• **What needs to be done**: Print all the data, keeping every line exactly as it is.

## begin Data listing

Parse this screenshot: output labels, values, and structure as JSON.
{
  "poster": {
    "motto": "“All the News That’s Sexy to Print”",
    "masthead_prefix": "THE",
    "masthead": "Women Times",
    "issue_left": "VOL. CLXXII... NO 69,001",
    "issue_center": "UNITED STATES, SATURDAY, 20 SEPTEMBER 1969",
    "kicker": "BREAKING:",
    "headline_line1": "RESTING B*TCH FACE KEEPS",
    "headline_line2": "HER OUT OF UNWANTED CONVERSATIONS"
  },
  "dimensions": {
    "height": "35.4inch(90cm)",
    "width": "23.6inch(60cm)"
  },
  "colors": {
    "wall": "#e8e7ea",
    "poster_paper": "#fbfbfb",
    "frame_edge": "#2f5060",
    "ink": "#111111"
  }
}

## end Data listing

• **Exercise response**:
Parse this screenshot: output labels, values, and structure as JSON.
{
  "poster": {
    "motto": "“All the News That’s Sexy to Print”",
    "masthead_prefix": "THE",
    "masthead": "Women Times",
    "issue_left": "VOL. CLXXII... NO 69,001",
    "issue_center": "UNITED STATES, SATURDAY, 20 SEPTEMBER 1969",
    "kicker": "BREAKING:",
    "headline_line1": "RESTING B*TCH FACE KEEPS",
    "headline_line2": "HER OUT OF UNWANTED CONVERSATIONS"
  },
  "dimensions": {
    "height": "35.4inch(90cm)",
    "width": "23.6inch(60cm)"
  },
  "colors": {
    "wall": "#e8e7ea",
    "poster_paper": "#fbfbfb",
    "frame_edge": "#2f5060",
    "ink": "#111111"
  }
}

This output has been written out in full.